▸ SUPPLIED DATA
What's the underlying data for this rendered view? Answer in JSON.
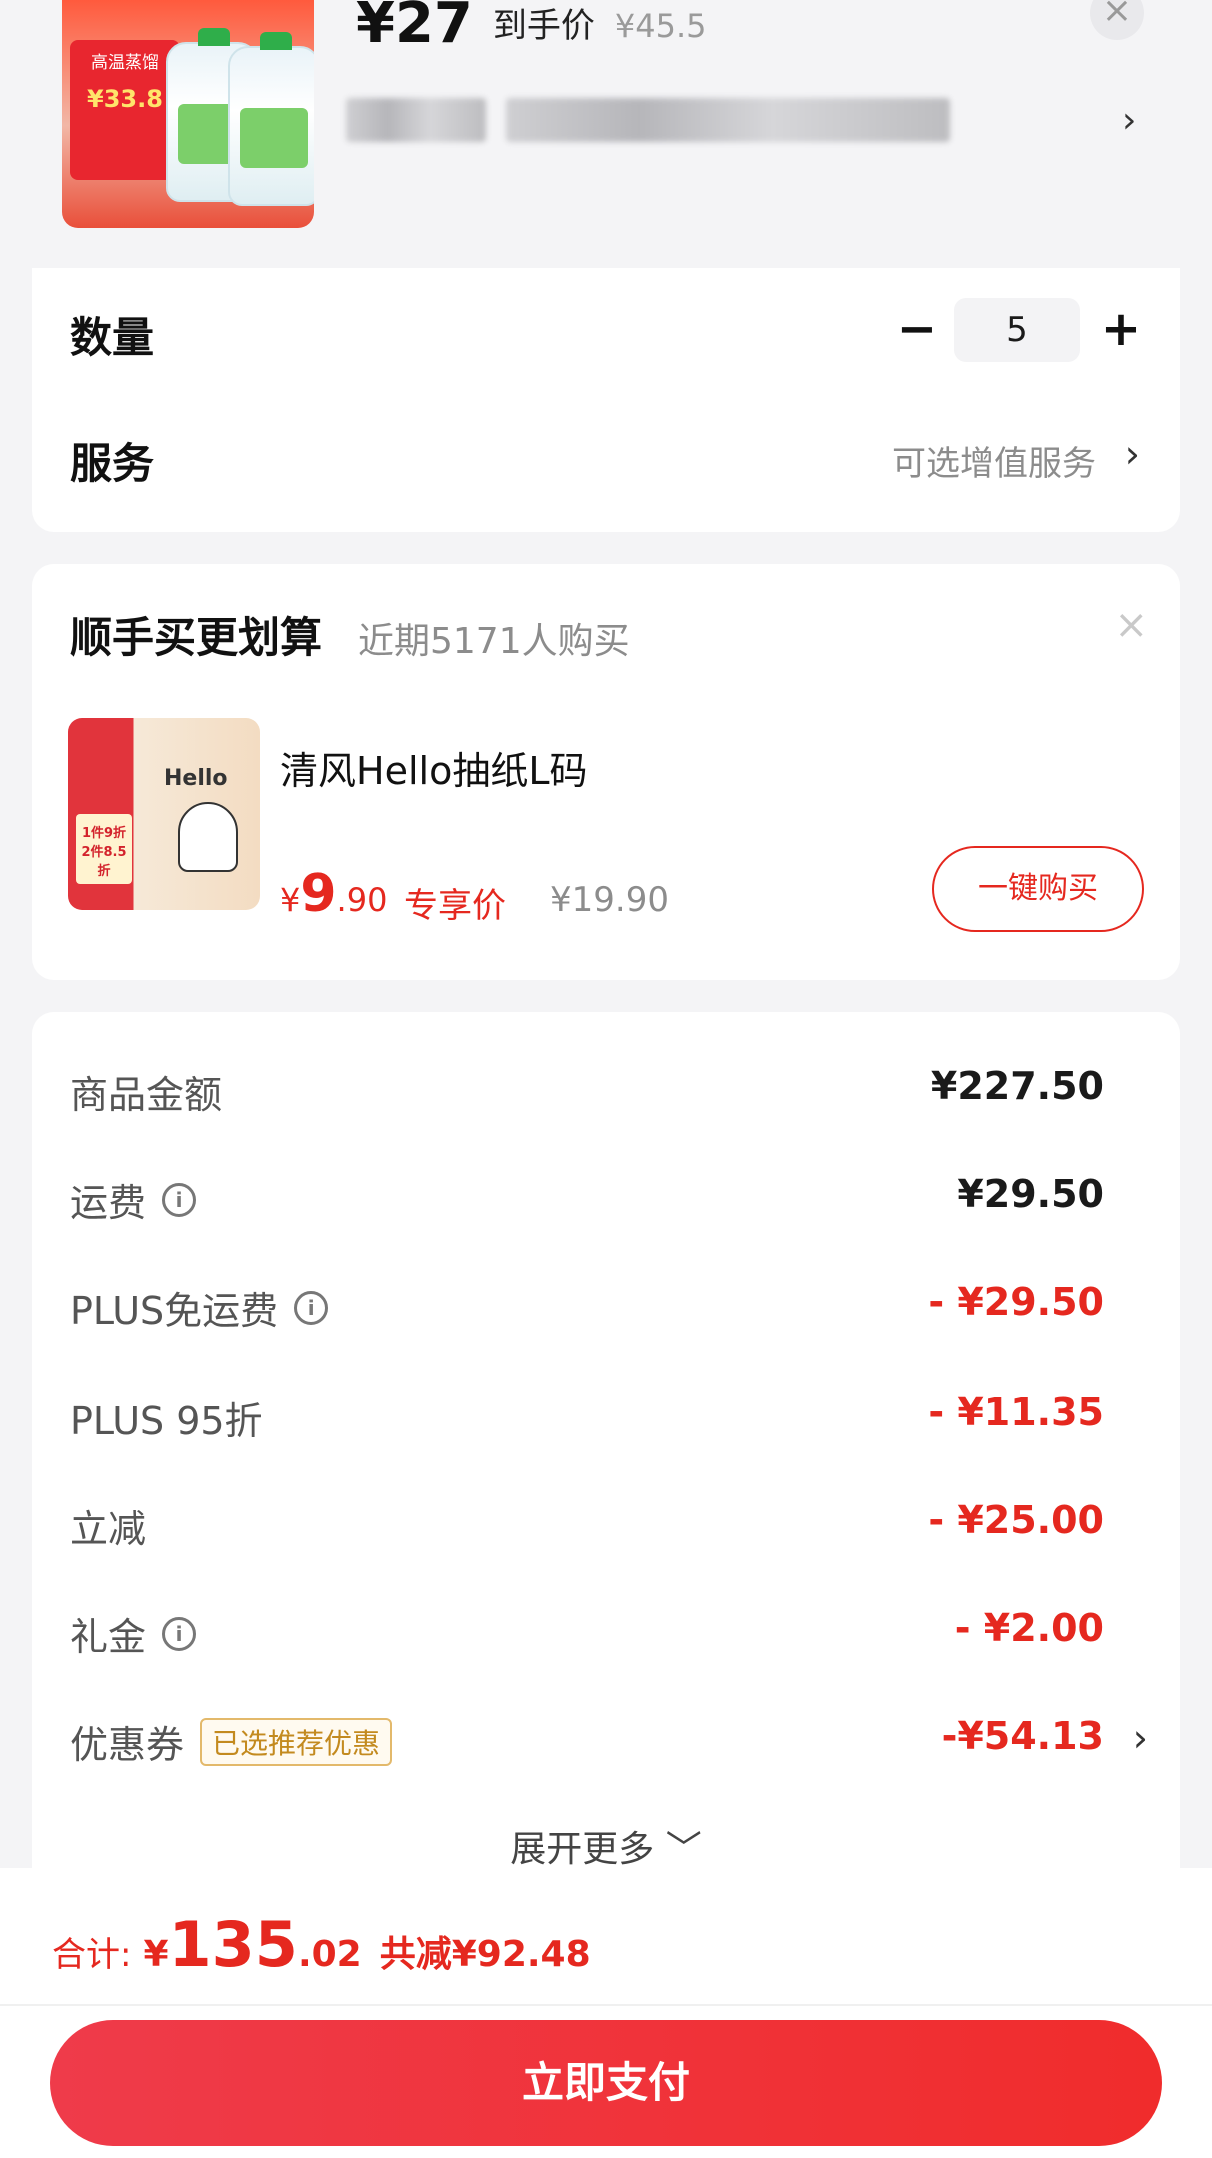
{
  "product": {
    "price_main": "¥27",
    "price_label": "到手价",
    "price_original": "¥45.5",
    "thumb_badge_title": "高温蒸馏",
    "thumb_badge_price": "¥33.8"
  },
  "quantity": {
    "label": "数量",
    "minus": "−",
    "value": "5",
    "plus": "+"
  },
  "service": {
    "label": "服务",
    "option_text": "可选增值服务",
    "chevron": "›"
  },
  "bundle": {
    "title": "顺手买更划算",
    "subtitle": "近期5171人购买",
    "close": "×",
    "item_name": "清风Hello抽纸L码",
    "price_currency": "¥",
    "price_int": "9",
    "price_dec": ".90",
    "price_tag": "专享价",
    "price_original": "¥19.90",
    "buy_button": "一键购买",
    "thumb_hello": "Hello",
    "thumb_tag": "1件9折 2件8.5折"
  },
  "fees": {
    "rows": [
      {
        "label": "商品金额",
        "value": "¥227.50",
        "info": false
      },
      {
        "label": "运费",
        "value": "¥29.50",
        "info": true
      },
      {
        "label": "PLUS免运费",
        "value": "- ¥29.50",
        "info": true
      },
      {
        "label": "PLUS 95折",
        "value": "- ¥11.35",
        "info": false
      },
      {
        "label": "立减",
        "value": "- ¥25.00",
        "info": false
      },
      {
        "label": "礼金",
        "value": "- ¥2.00",
        "info": true
      }
    ],
    "coupon": {
      "label": "优惠券",
      "badge": "已选推荐优惠",
      "value": "-¥54.13",
      "chevron": "›"
    },
    "expand_more": "展开更多 ﹀"
  },
  "footer": {
    "total_label": "合计:",
    "total_currency": "¥",
    "total_int": "135",
    "total_dec": ".02",
    "total_saved": "共减¥92.48",
    "pay_button": "立即支付"
  },
  "icons": {
    "info": "info-icon",
    "close": "close-icon",
    "chevron": "chevron-right-icon"
  },
  "colors": {
    "accent_red": "#e5281f",
    "button_gradient_start": "#ef3b4a",
    "button_gradient_end": "#f02c2c",
    "coupon_badge": "#c38a1f"
  }
}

▸ TASK PROMPT
Transcribe the listing in full and omit the pictures.

▸ ANSWER TO THIS TASK
What's the underlying data for this rendered view? Answer in JSON.
{
  "product": {
    "price_main": "¥27",
    "price_label": "到手价",
    "price_original": "¥45.5",
    "thumb_badge_title": "高温蒸馏",
    "thumb_badge_price": "¥33.8"
  },
  "quantity": {
    "label": "数量",
    "minus": "−",
    "value": "5",
    "plus": "+"
  },
  "service": {
    "label": "服务",
    "option_text": "可选增值服务",
    "chevron": "›"
  },
  "bundle": {
    "title": "顺手买更划算",
    "subtitle": "近期5171人购买",
    "close": "×",
    "item_name": "清风Hello抽纸L码",
    "price_currency": "¥",
    "price_int": "9",
    "price_dec": ".90",
    "price_tag": "专享价",
    "price_original": "¥19.90",
    "buy_button": "一键购买",
    "thumb_hello": "Hello",
    "thumb_tag": "1件9折 2件8.5折"
  },
  "fees": {
    "rows": [
      {
        "label": "商品金额",
        "value": "¥227.50",
        "info": false
      },
      {
        "label": "运费",
        "value": "¥29.50",
        "info": true
      },
      {
        "label": "PLUS免运费",
        "value": "- ¥29.50",
        "info": true
      },
      {
        "label": "PLUS 95折",
        "value": "- ¥11.35",
        "info": false
      },
      {
        "label": "立减",
        "value": "- ¥25.00",
        "info": false
      },
      {
        "label": "礼金",
        "value": "- ¥2.00",
        "info": true
      }
    ],
    "coupon": {
      "label": "优惠券",
      "badge": "已选推荐优惠",
      "value": "-¥54.13",
      "chevron": "›"
    },
    "expand_more": "展开更多 ﹀"
  },
  "footer": {
    "total_label": "合计:",
    "total_currency": "¥",
    "total_int": "135",
    "total_dec": ".02",
    "total_saved": "共减¥92.48",
    "pay_button": "立即支付"
  },
  "icons": {
    "info": "info-icon",
    "close": "close-icon",
    "chevron": "chevron-right-icon"
  },
  "colors": {
    "accent_red": "#e5281f",
    "button_gradient_start": "#ef3b4a",
    "button_gradient_end": "#f02c2c",
    "coupon_badge": "#c38a1f"
  }
}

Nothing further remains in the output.